*WHAT TO WORK ON*. Return the number of lines holding "channels", with nothing added.
** Begin **
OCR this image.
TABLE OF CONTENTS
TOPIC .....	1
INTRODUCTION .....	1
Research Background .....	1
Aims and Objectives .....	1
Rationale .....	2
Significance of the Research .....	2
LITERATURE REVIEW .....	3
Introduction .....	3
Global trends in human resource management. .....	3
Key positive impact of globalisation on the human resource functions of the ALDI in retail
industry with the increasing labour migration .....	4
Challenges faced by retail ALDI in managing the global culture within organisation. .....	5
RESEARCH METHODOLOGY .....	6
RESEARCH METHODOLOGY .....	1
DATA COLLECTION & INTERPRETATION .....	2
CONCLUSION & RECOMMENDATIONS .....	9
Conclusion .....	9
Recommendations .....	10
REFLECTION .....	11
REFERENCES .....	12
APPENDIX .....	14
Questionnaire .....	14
** End **
** Begin **
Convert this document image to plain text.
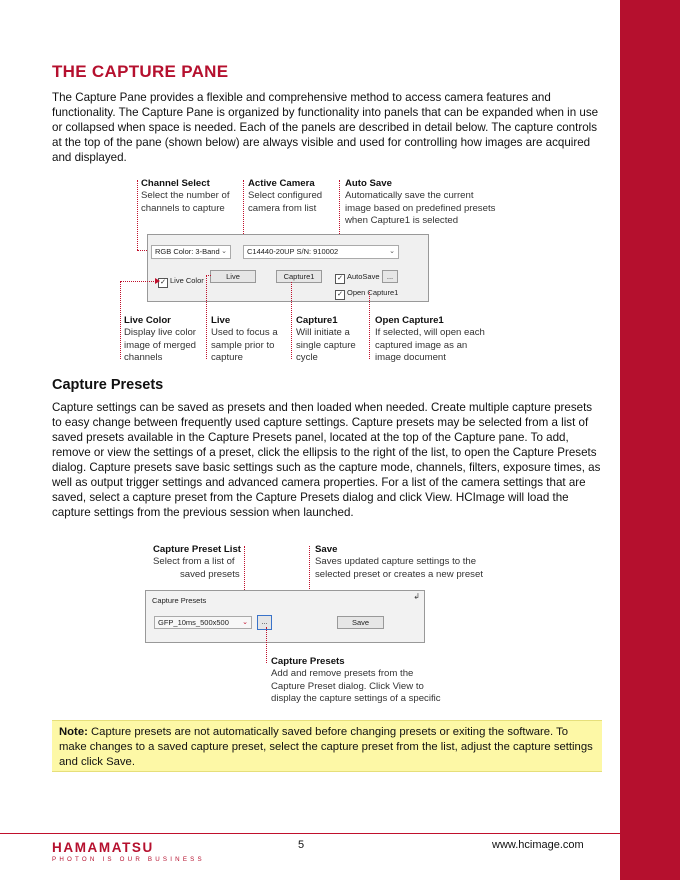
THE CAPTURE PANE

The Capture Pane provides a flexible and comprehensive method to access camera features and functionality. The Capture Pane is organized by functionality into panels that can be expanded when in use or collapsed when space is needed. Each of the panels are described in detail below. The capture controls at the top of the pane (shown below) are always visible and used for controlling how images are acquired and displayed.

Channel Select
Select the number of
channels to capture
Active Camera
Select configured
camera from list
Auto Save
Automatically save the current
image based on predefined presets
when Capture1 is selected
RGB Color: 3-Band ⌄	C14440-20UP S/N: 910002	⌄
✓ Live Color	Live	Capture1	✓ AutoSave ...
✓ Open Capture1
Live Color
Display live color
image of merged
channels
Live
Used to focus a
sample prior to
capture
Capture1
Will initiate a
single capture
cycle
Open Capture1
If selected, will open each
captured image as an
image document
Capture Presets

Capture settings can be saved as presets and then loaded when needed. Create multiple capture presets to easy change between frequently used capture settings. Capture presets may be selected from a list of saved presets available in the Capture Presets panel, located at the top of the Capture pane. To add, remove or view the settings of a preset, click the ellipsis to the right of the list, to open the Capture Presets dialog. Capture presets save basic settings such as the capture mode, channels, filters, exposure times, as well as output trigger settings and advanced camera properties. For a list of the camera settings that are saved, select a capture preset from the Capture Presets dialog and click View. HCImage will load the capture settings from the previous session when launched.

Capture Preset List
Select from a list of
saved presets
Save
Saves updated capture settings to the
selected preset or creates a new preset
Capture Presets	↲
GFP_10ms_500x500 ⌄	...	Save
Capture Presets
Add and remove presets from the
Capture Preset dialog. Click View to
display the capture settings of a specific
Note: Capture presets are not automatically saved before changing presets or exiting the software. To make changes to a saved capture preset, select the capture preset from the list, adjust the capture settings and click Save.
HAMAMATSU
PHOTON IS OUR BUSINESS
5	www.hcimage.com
** End **
*ANSWER TO THIS PROBLEM*. 3